(Data entries)
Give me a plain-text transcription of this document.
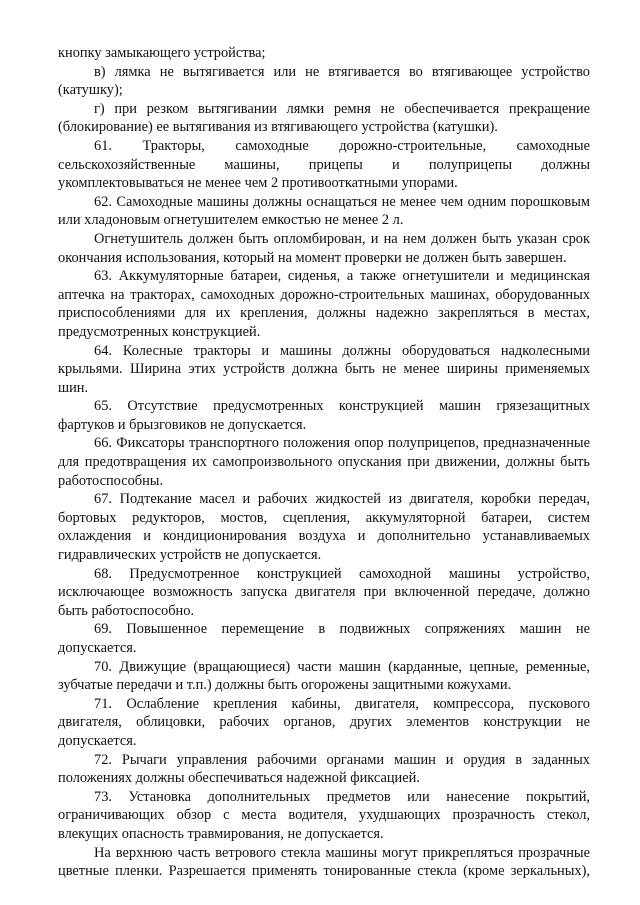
кнопку замыкающего устройства;

в) лямка не вытягивается или не втягивается во втягивающее устройство (катушку);

г) при резком вытягивании лямки ремня не обеспечивается прекращение (блокирование) ее вытягивания из втягивающего устройства (катушки).

61. Тракторы, самоходные дорожно-строительные, самоходные сельскохозяйственные машины, прицепы и полуприцепы должны укомплектовываться не менее чем 2 противооткатными упорами.

62. Самоходные машины должны оснащаться не менее чем одним порошковым или хладоновым огнетушителем емкостью не менее 2 л.

Огнетушитель должен быть опломбирован, и на нем должен быть указан срок окончания использования, который на момент проверки не должен быть завершен.

63. Аккумуляторные батареи, сиденья, а также огнетушители и медицинская аптечка на тракторах, самоходных дорожно-строительных машинах, оборудованных приспособлениями для их крепления, должны надежно закрепляться в местах, предусмотренных конструкцией.

64. Колесные тракторы и машины должны оборудоваться надколесными крыльями. Ширина этих устройств должна быть не менее ширины применяемых шин.

65. Отсутствие предусмотренных конструкцией машин грязезащитных фартуков и брызговиков не допускается.

66. Фиксаторы транспортного положения опор полуприцепов, предназначенные для предотвращения их самопроизвольного опускания при движении, должны быть работоспособны.

67. Подтекание масел и рабочих жидкостей из двигателя, коробки передач, бортовых редукторов, мостов, сцепления, аккумуляторной батареи, систем охлаждения и кондиционирования воздуха и дополнительно устанавливаемых гидравлических устройств не допускается.

68. Предусмотренное конструкцией самоходной машины устройство, исключающее возможность запуска двигателя при включенной передаче, должно быть работоспособно.

69. Повышенное перемещение в подвижных сопряжениях машин не допускается.

70. Движущие (вращающиеся) части машин (карданные, цепные, ременные, зубчатые передачи и т.п.) должны быть огорожены защитными кожухами.

71. Ослабление крепления кабины, двигателя, компрессора, пускового двигателя, облицовки, рабочих органов, других элементов конструкции не допускается.

72. Рычаги управления рабочими органами машин и орудия в заданных положениях должны обеспечиваться надежной фиксацией.

73. Установка дополнительных предметов или нанесение покрытий, ограничивающих обзор с места водителя, ухудшающих прозрачность стекол, влекущих опасность травмирования, не допускается.

На верхнюю часть ветрового стекла машины могут прикрепляться прозрачные цветные пленки. Разрешается применять тонированные стекла (кроме зеркальных),
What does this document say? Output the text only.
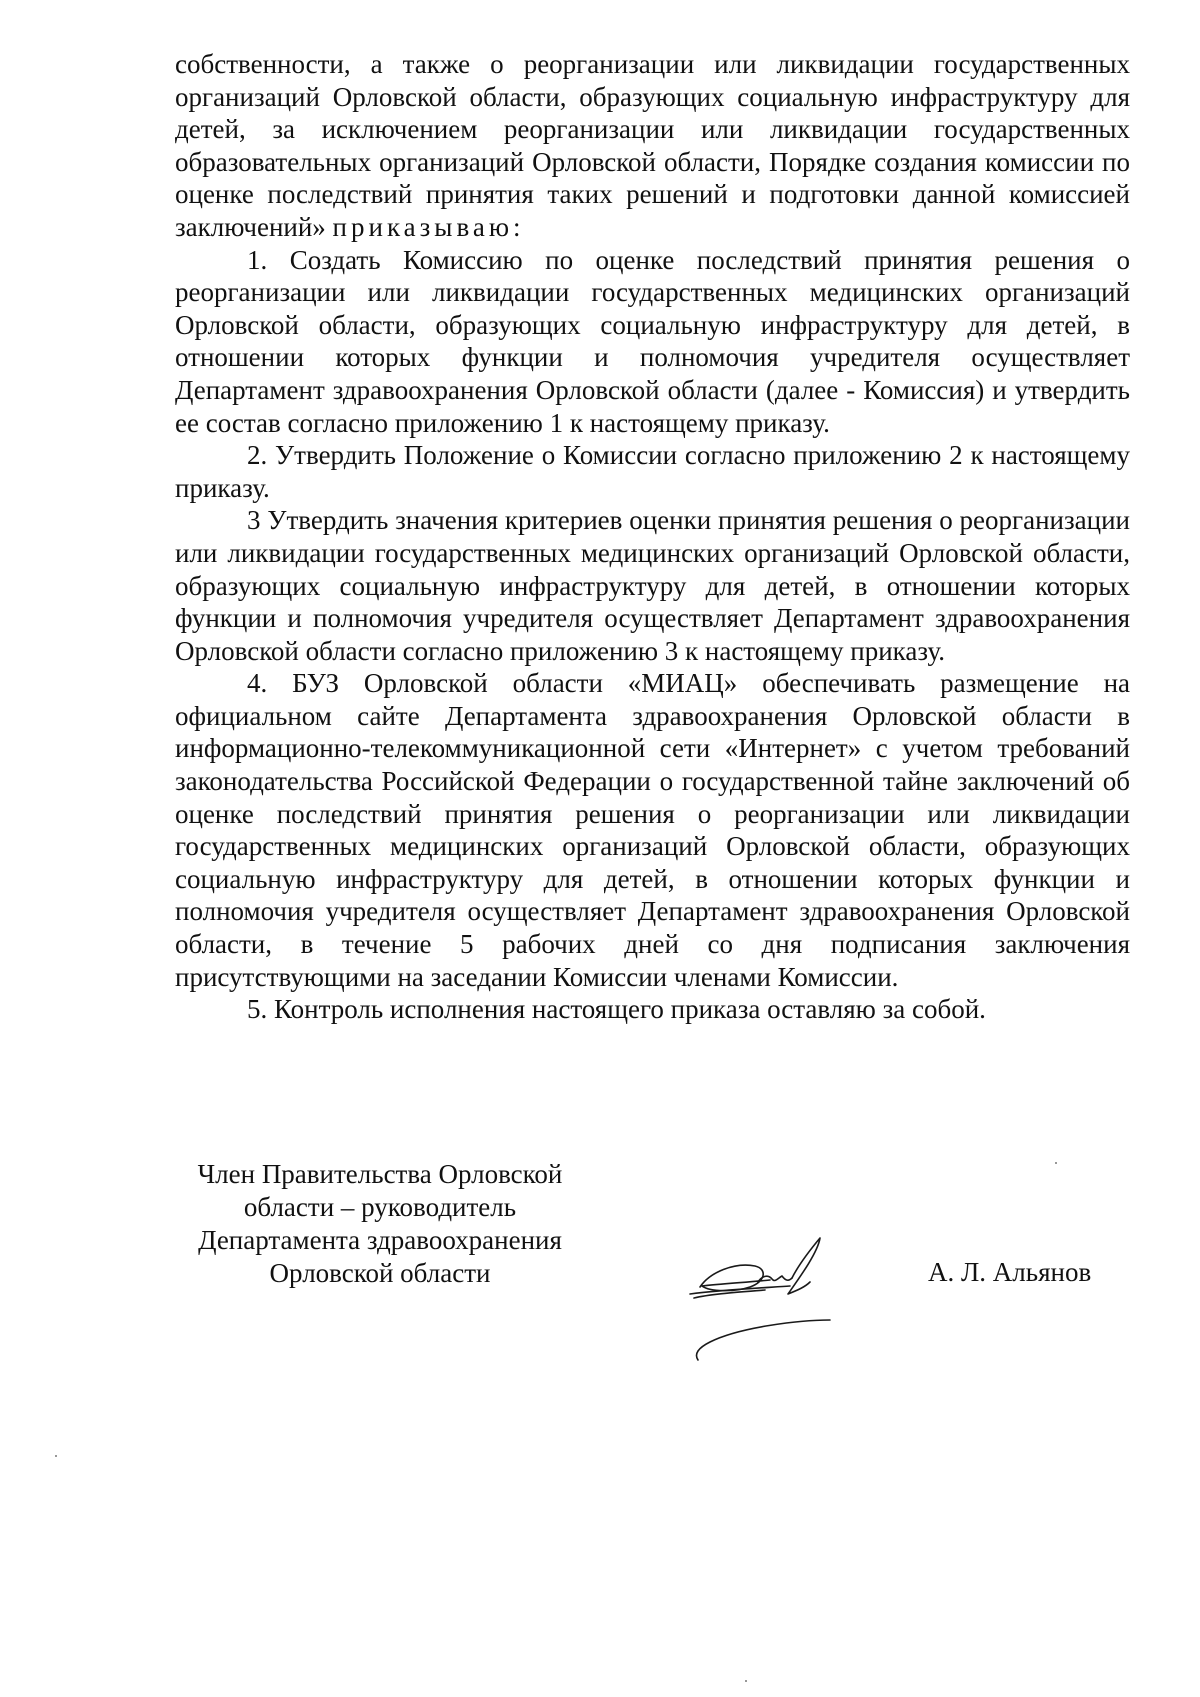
собственности, а также о реорганизации или ликвидации государственных организаций Орловской области, образующих социальную инфраструктуру для детей, за исключением реорганизации или ликвидации государственных образовательных организаций Орловской области, Порядке создания комиссии по оценке последствий принятия таких решений и подготовки данной комиссией заключений» приказываю:

1. Создать Комиссию по оценке последствий принятия решения о реорганизации или ликвидации государственных медицинских организаций Орловской области, образующих социальную инфраструктуру для детей, в отношении которых функции и полномочия учредителя осуществляет Департамент здравоохранения Орловской области (далее - Комиссия) и утвердить ее состав согласно приложению 1 к настоящему приказу.

2. Утвердить Положение о Комиссии согласно приложению 2 к настоящему приказу.

3 Утвердить значения критериев оценки принятия решения о реорганизации или ликвидации государственных медицинских организаций Орловской области, образующих социальную инфраструктуру для детей, в отношении которых функции и полномочия учредителя осуществляет Департамент здравоохранения Орловской области согласно приложению 3 к настоящему приказу.

4. БУЗ Орловской области «МИАЦ» обеспечивать размещение на официальном сайте Департамента здравоохранения Орловской области в информационно-телекоммуникационной сети «Интернет» с учетом требований законодательства Российской Федерации о государственной тайне заключений об оценке последствий принятия решения о реорганизации или ликвидации государственных медицинских организаций Орловской области, образующих социальную инфраструктуру для детей, в отношении которых функции и полномочия учредителя осуществляет Департамент здравоохранения Орловской области, в течение 5 рабочих дней со дня подписания заключения присутствующими на заседании Комиссии членами Комиссии.

5. Контроль исполнения настоящего приказа оставляю за собой.

Член Правительства Орловской
области – руководитель
Департамента здравоохранения
Орловской области	А. Л. Альянов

Task to complete
Reply with one number only: how many lines of the listing hold "приложению"?

Task solution
3